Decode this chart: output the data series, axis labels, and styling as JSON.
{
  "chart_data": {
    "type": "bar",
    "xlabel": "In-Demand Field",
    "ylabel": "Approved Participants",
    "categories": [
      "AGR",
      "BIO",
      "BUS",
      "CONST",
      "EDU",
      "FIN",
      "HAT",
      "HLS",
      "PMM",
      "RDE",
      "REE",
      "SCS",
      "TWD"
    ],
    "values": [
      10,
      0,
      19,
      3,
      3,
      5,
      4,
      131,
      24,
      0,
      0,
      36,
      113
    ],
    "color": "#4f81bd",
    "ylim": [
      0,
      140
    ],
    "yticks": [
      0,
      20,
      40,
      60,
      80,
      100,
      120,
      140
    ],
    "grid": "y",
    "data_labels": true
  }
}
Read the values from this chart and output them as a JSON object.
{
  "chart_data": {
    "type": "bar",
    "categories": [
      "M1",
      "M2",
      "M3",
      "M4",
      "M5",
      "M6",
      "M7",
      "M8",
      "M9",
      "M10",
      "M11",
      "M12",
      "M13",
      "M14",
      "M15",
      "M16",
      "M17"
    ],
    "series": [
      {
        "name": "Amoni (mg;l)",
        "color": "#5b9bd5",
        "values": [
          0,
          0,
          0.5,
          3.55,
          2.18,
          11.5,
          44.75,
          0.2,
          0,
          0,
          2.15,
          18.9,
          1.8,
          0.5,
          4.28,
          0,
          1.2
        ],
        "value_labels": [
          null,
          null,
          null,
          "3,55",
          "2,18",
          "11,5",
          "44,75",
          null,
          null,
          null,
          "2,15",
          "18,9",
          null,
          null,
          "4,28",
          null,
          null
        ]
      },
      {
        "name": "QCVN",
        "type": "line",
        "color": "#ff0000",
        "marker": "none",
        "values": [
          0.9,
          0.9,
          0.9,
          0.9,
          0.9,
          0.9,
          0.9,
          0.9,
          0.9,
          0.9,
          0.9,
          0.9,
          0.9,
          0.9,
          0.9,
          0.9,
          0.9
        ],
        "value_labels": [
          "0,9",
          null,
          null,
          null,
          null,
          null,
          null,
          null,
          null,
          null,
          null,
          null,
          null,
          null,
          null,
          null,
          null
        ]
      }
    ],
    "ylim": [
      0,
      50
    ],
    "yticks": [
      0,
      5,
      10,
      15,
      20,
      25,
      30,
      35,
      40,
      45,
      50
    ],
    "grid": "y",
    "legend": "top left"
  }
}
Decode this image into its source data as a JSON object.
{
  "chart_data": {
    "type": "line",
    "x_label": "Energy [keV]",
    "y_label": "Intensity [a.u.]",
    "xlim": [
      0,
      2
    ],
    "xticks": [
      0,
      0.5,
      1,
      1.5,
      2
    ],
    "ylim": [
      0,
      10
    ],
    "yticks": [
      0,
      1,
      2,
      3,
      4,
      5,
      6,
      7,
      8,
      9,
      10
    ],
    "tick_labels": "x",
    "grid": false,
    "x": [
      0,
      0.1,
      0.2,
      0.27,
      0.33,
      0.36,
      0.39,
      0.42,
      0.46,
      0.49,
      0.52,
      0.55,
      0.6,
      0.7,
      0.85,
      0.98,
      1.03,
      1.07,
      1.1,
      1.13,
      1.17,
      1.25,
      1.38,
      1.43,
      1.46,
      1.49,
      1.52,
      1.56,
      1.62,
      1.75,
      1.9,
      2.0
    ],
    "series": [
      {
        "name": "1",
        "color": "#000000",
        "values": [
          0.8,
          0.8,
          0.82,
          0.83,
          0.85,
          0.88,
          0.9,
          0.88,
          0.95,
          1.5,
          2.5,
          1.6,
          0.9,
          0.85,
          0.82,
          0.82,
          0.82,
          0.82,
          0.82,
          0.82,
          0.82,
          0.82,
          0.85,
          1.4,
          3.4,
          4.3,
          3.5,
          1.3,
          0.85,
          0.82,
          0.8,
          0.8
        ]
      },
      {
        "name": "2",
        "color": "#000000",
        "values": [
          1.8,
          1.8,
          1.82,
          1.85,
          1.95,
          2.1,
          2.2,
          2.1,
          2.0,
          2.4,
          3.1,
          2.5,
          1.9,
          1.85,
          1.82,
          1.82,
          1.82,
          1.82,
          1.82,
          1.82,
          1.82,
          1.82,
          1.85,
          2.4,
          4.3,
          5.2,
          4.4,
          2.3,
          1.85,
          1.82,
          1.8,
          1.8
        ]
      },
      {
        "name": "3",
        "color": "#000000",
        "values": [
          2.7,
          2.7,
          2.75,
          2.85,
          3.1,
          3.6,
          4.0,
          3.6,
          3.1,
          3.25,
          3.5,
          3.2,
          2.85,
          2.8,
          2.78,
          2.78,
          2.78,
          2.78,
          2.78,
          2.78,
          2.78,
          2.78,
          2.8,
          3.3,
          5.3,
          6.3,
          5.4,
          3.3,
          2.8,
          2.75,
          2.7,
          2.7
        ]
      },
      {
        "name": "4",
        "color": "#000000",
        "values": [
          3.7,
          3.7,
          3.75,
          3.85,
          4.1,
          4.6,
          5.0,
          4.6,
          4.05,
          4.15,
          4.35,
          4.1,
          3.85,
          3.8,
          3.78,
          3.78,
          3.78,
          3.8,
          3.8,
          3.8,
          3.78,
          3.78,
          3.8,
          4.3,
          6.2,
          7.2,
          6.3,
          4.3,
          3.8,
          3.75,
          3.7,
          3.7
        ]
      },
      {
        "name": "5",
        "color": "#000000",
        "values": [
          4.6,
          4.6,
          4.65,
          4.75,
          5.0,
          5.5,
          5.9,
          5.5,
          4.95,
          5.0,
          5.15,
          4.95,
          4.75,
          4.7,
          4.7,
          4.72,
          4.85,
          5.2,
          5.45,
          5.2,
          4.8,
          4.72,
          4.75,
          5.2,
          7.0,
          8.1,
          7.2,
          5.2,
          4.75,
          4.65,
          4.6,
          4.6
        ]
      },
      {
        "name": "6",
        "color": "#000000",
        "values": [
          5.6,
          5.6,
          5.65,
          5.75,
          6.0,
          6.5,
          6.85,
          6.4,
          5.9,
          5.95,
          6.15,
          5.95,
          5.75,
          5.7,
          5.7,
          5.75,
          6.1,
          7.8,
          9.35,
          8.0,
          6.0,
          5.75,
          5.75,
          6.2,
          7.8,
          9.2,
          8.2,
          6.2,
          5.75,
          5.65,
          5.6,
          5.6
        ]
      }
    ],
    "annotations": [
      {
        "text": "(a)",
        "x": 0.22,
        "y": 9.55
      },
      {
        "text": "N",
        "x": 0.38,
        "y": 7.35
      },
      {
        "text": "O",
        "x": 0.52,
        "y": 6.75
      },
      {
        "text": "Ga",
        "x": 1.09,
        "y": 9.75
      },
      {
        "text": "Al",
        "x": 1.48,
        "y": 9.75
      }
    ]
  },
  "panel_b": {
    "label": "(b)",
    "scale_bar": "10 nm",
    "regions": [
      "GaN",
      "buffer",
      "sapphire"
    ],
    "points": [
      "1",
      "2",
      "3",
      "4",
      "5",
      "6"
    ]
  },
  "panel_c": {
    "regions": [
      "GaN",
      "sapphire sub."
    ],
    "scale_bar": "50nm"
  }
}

▬▬▬▬▬▬▬▬▬▬

What this task involves:
Retype all of the entries precisely as they are.

Reply to the exercise:
Decode this chart: output the data series, axis labels, and styling as JSON.
{
  "chart_data": {
    "type": "bar",
    "xlabel": "In-Demand Field",
    "ylabel": "Approved Participants",
    "categories": [
      "AGR",
      "BIO",
      "BUS",
      "CONST",
      "EDU",
      "FIN",
      "HAT",
      "HLS",
      "PMM",
      "RDE",
      "REE",
      "SCS",
      "TWD"
    ],
    "values": [
      10,
      0,
      19,
      3,
      3,
      5,
      4,
      131,
      24,
      0,
      0,
      36,
      113
    ],
    "color": "#4f81bd",
    "ylim": [
      0,
      140
    ],
    "yticks": [
      0,
      20,
      40,
      60,
      80,
      100,
      120,
      140
    ],
    "grid": "y",
    "data_labels": true
  }
}
Read the values from this chart and output them as a JSON object.
{
  "chart_data": {
    "type": "bar",
    "categories": [
      "M1",
      "M2",
      "M3",
      "M4",
      "M5",
      "M6",
      "M7",
      "M8",
      "M9",
      "M10",
      "M11",
      "M12",
      "M13",
      "M14",
      "M15",
      "M16",
      "M17"
    ],
    "series": [
      {
        "name": "Amoni (mg;l)",
        "color": "#5b9bd5",
        "values": [
          0,
          0,
          0.5,
          3.55,
          2.18,
          11.5,
          44.75,
          0.2,
          0,
          0,
          2.15,
          18.9,
          1.8,
          0.5,
          4.28,
          0,
          1.2
        ],
        "value_labels": [
          null,
          null,
          null,
          "3,55",
          "2,18",
          "11,5",
          "44,75",
          null,
          null,
          null,
          "2,15",
          "18,9",
          null,
          null,
          "4,28",
          null,
          null
        ]
      },
      {
        "name": "QCVN",
        "type": "line",
        "color": "#ff0000",
        "marker": "none",
        "values": [
          0.9,
          0.9,
          0.9,
          0.9,
          0.9,
          0.9,
          0.9,
          0.9,
          0.9,
          0.9,
          0.9,
          0.9,
          0.9,
          0.9,
          0.9,
          0.9,
          0.9
        ],
        "value_labels": [
          "0,9",
          null,
          null,
          null,
          null,
          null,
          null,
          null,
          null,
          null,
          null,
          null,
          null,
          null,
          null,
          null,
          null
        ]
      }
    ],
    "ylim": [
      0,
      50
    ],
    "yticks": [
      0,
      5,
      10,
      15,
      20,
      25,
      30,
      35,
      40,
      45,
      50
    ],
    "grid": "y",
    "legend": "top left"
  }
}
Decode this image into its source data as a JSON object.
{
  "chart_data": {
    "type": "line",
    "x_label": "Energy [keV]",
    "y_label": "Intensity [a.u.]",
    "xlim": [
      0,
      2
    ],
    "xticks": [
      0,
      0.5,
      1,
      1.5,
      2
    ],
    "ylim": [
      0,
      10
    ],
    "yticks": [
      0,
      1,
      2,
      3,
      4,
      5,
      6,
      7,
      8,
      9,
      10
    ],
    "tick_labels": "x",
    "grid": false,
    "x": [
      0,
      0.1,
      0.2,
      0.27,
      0.33,
      0.36,
      0.39,
      0.42,
      0.46,
      0.49,
      0.52,
      0.55,
      0.6,
      0.7,
      0.85,
      0.98,
      1.03,
      1.07,
      1.1,
      1.13,
      1.17,
      1.25,
      1.38,
      1.43,
      1.46,
      1.49,
      1.52,
      1.56,
      1.62,
      1.75,
      1.9,
      2.0
    ],
    "series": [
      {
        "name": "1",
        "color": "#000000",
        "values": [
          0.8,
          0.8,
          0.82,
          0.83,
          0.85,
          0.88,
          0.9,
          0.88,
          0.95,
          1.5,
          2.5,
          1.6,
          0.9,
          0.85,
          0.82,
          0.82,
          0.82,
          0.82,
          0.82,
          0.82,
          0.82,
          0.82,
          0.85,
          1.4,
          3.4,
          4.3,
          3.5,
          1.3,
          0.85,
          0.82,
          0.8,
          0.8
        ]
      },
      {
        "name": "2",
        "color": "#000000",
        "values": [
          1.8,
          1.8,
          1.82,
          1.85,
          1.95,
          2.1,
          2.2,
          2.1,
          2.0,
          2.4,
          3.1,
          2.5,
          1.9,
          1.85,
          1.82,
          1.82,
          1.82,
          1.82,
          1.82,
          1.82,
          1.82,
          1.82,
          1.85,
          2.4,
          4.3,
          5.2,
          4.4,
          2.3,
          1.85,
          1.82,
          1.8,
          1.8
        ]
      },
      {
        "name": "3",
        "color": "#000000",
        "values": [
          2.7,
          2.7,
          2.75,
          2.85,
          3.1,
          3.6,
          4.0,
          3.6,
          3.1,
          3.25,
          3.5,
          3.2,
          2.85,
          2.8,
          2.78,
          2.78,
          2.78,
          2.78,
          2.78,
          2.78,
          2.78,
          2.78,
          2.8,
          3.3,
          5.3,
          6.3,
          5.4,
          3.3,
          2.8,
          2.75,
          2.7,
          2.7
        ]
      },
      {
        "name": "4",
        "color": "#000000",
        "values": [
          3.7,
          3.7,
          3.75,
          3.85,
          4.1,
          4.6,
          5.0,
          4.6,
          4.05,
          4.15,
          4.35,
          4.1,
          3.85,
          3.8,
          3.78,
          3.78,
          3.78,
          3.8,
          3.8,
          3.8,
          3.78,
          3.78,
          3.8,
          4.3,
          6.2,
          7.2,
          6.3,
          4.3,
          3.8,
          3.75,
          3.7,
          3.7
        ]
      },
      {
        "name": "5",
        "color": "#000000",
        "values": [
          4.6,
          4.6,
          4.65,
          4.75,
          5.0,
          5.5,
          5.9,
          5.5,
          4.95,
          5.0,
          5.15,
          4.95,
          4.75,
          4.7,
          4.7,
          4.72,
          4.85,
          5.2,
          5.45,
          5.2,
          4.8,
          4.72,
          4.75,
          5.2,
          7.0,
          8.1,
          7.2,
          5.2,
          4.75,
          4.65,
          4.6,
          4.6
        ]
      },
      {
        "name": "6",
        "color": "#000000",
        "values": [
          5.6,
          5.6,
          5.65,
          5.75,
          6.0,
          6.5,
          6.85,
          6.4,
          5.9,
          5.95,
          6.15,
          5.95,
          5.75,
          5.7,
          5.7,
          5.75,
          6.1,
          7.8,
          9.35,
          8.0,
          6.0,
          5.75,
          5.75,
          6.2,
          7.8,
          9.2,
          8.2,
          6.2,
          5.75,
          5.65,
          5.6,
          5.6
        ]
      }
    ],
    "annotations": [
      {
        "text": "(a)",
        "x": 0.22,
        "y": 9.55
      },
      {
        "text": "N",
        "x": 0.38,
        "y": 7.35
      },
      {
        "text": "O",
        "x": 0.52,
        "y": 6.75
      },
      {
        "text": "Ga",
        "x": 1.09,
        "y": 9.75
      },
      {
        "text": "Al",
        "x": 1.48,
        "y": 9.75
      }
    ]
  },
  "panel_b": {
    "label": "(b)",
    "scale_bar": "10 nm",
    "regions": [
      "GaN",
      "buffer",
      "sapphire"
    ],
    "points": [
      "1",
      "2",
      "3",
      "4",
      "5",
      "6"
    ]
  },
  "panel_c": {
    "regions": [
      "GaN",
      "sapphire sub."
    ],
    "scale_bar": "50nm"
  }
}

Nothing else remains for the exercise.